Each line of the material below should be reproduced exactly.
************
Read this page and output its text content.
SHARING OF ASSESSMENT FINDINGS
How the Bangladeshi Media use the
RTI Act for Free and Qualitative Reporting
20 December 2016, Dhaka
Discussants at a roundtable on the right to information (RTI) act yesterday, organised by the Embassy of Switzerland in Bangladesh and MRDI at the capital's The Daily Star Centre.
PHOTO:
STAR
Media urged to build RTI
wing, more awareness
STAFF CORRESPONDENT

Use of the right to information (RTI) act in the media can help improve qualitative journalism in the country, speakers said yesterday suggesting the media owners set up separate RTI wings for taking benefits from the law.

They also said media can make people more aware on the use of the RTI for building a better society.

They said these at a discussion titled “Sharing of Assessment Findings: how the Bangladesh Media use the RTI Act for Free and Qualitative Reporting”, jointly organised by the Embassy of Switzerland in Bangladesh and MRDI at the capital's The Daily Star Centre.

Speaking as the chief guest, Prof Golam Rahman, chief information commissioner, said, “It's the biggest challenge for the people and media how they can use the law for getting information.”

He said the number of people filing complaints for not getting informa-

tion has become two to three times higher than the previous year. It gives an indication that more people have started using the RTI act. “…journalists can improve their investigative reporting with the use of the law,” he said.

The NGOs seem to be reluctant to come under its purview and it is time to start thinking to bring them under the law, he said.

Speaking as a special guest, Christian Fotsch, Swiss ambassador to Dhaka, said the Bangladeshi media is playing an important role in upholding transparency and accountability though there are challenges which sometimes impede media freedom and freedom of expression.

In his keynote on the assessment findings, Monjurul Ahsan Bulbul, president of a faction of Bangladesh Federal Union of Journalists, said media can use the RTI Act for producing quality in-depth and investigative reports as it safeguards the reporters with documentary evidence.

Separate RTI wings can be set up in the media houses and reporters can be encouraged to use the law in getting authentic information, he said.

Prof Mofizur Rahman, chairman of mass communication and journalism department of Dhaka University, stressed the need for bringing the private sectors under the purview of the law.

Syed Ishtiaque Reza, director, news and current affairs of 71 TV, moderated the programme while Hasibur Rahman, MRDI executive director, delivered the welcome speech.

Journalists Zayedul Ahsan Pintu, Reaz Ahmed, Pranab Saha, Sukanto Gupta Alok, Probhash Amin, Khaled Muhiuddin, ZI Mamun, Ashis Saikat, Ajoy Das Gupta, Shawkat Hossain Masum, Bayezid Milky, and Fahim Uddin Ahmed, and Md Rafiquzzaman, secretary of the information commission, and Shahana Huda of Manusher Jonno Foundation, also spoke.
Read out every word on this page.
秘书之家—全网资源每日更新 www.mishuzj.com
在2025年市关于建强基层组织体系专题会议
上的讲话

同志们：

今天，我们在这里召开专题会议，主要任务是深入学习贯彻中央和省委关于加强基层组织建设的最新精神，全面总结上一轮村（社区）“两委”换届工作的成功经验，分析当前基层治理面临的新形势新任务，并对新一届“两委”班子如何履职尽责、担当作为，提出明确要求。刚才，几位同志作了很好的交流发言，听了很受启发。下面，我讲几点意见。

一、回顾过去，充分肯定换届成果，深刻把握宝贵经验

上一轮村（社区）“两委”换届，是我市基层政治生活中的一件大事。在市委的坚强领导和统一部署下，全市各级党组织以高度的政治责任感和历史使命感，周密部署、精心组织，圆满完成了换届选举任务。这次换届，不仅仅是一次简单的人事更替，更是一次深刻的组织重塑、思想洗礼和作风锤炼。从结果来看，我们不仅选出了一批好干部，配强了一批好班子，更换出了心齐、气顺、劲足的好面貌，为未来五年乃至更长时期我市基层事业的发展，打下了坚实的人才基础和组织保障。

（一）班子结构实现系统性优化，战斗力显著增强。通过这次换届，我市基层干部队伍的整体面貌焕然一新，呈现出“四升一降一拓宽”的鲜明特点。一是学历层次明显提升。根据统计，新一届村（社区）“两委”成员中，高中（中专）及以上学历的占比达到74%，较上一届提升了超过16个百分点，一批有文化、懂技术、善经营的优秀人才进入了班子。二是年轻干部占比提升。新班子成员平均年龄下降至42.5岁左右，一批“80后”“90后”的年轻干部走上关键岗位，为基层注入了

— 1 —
************
§ **TASK OUTPUT**
Read this page and output its text content.
SHARING OF ASSESSMENT FINDINGS
How the Bangladeshi Media use the
RTI Act for Free and Qualitative Reporting
20 December 2016, Dhaka
Discussants at a roundtable on the right to information (RTI) act yesterday, organised by the Embassy of Switzerland in Bangladesh and MRDI at the capital's The Daily Star Centre.
PHOTO:
STAR
Media urged to build RTI
wing, more awareness
STAFF CORRESPONDENT

Use of the right to information (RTI) act in the media can help improve qualitative journalism in the country, speakers said yesterday suggesting the media owners set up separate RTI wings for taking benefits from the law.

They also said media can make people more aware on the use of the RTI for building a better society.

They said these at a discussion titled “Sharing of Assessment Findings: how the Bangladesh Media use the RTI Act for Free and Qualitative Reporting”, jointly organised by the Embassy of Switzerland in Bangladesh and MRDI at the capital's The Daily Star Centre.

Speaking as the chief guest, Prof Golam Rahman, chief information commissioner, said, “It's the biggest challenge for the people and media how they can use the law for getting information.”

He said the number of people filing complaints for not getting informa-

tion has become two to three times higher than the previous year. It gives an indication that more people have started using the RTI act. “…journalists can improve their investigative reporting with the use of the law,” he said.

The NGOs seem to be reluctant to come under its purview and it is time to start thinking to bring them under the law, he said.

Speaking as a special guest, Christian Fotsch, Swiss ambassador to Dhaka, said the Bangladeshi media is playing an important role in upholding transparency and accountability though there are challenges which sometimes impede media freedom and freedom of expression.

In his keynote on the assessment findings, Monjurul Ahsan Bulbul, president of a faction of Bangladesh Federal Union of Journalists, said media can use the RTI Act for producing quality in-depth and investigative reports as it safeguards the reporters with documentary evidence.

Separate RTI wings can be set up in the media houses and reporters can be encouraged to use the law in getting authentic information, he said.

Prof Mofizur Rahman, chairman of mass communication and journalism department of Dhaka University, stressed the need for bringing the private sectors under the purview of the law.

Syed Ishtiaque Reza, director, news and current affairs of 71 TV, moderated the programme while Hasibur Rahman, MRDI executive director, delivered the welcome speech.

Journalists Zayedul Ahsan Pintu, Reaz Ahmed, Pranab Saha, Sukanto Gupta Alok, Probhash Amin, Khaled Muhiuddin, ZI Mamun, Ashis Saikat, Ajoy Das Gupta, Shawkat Hossain Masum, Bayezid Milky, and Fahim Uddin Ahmed, and Md Rafiquzzaman, secretary of the information commission, and Shahana Huda of Manusher Jonno Foundation, also spoke.
Read out every word on this page.
秘书之家—全网资源每日更新 www.mishuzj.com
在2025年市关于建强基层组织体系专题会议
上的讲话

同志们：

今天，我们在这里召开专题会议，主要任务是深入学习贯彻中央和省委关于加强基层组织建设的最新精神，全面总结上一轮村（社区）“两委”换届工作的成功经验，分析当前基层治理面临的新形势新任务，并对新一届“两委”班子如何履职尽责、担当作为，提出明确要求。刚才，几位同志作了很好的交流发言，听了很受启发。下面，我讲几点意见。

一、回顾过去，充分肯定换届成果，深刻把握宝贵经验

上一轮村（社区）“两委”换届，是我市基层政治生活中的一件大事。在市委的坚强领导和统一部署下，全市各级党组织以高度的政治责任感和历史使命感，周密部署、精心组织，圆满完成了换届选举任务。这次换届，不仅仅是一次简单的人事更替，更是一次深刻的组织重塑、思想洗礼和作风锤炼。从结果来看，我们不仅选出了一批好干部，配强了一批好班子，更换出了心齐、气顺、劲足的好面貌，为未来五年乃至更长时期我市基层事业的发展，打下了坚实的人才基础和组织保障。

（一）班子结构实现系统性优化，战斗力显著增强。通过这次换届，我市基层干部队伍的整体面貌焕然一新，呈现出“四升一降一拓宽”的鲜明特点。一是学历层次明显提升。根据统计，新一届村（社区）“两委”成员中，高中（中专）及以上学历的占比达到74%，较上一届提升了超过16个百分点，一批有文化、懂技术、善经营的优秀人才进入了班子。二是年轻干部占比提升。新班子成员平均年龄下降至42.5岁左右，一批“80后”“90后”的年轻干部走上关键岗位，为基层注入了

— 1 —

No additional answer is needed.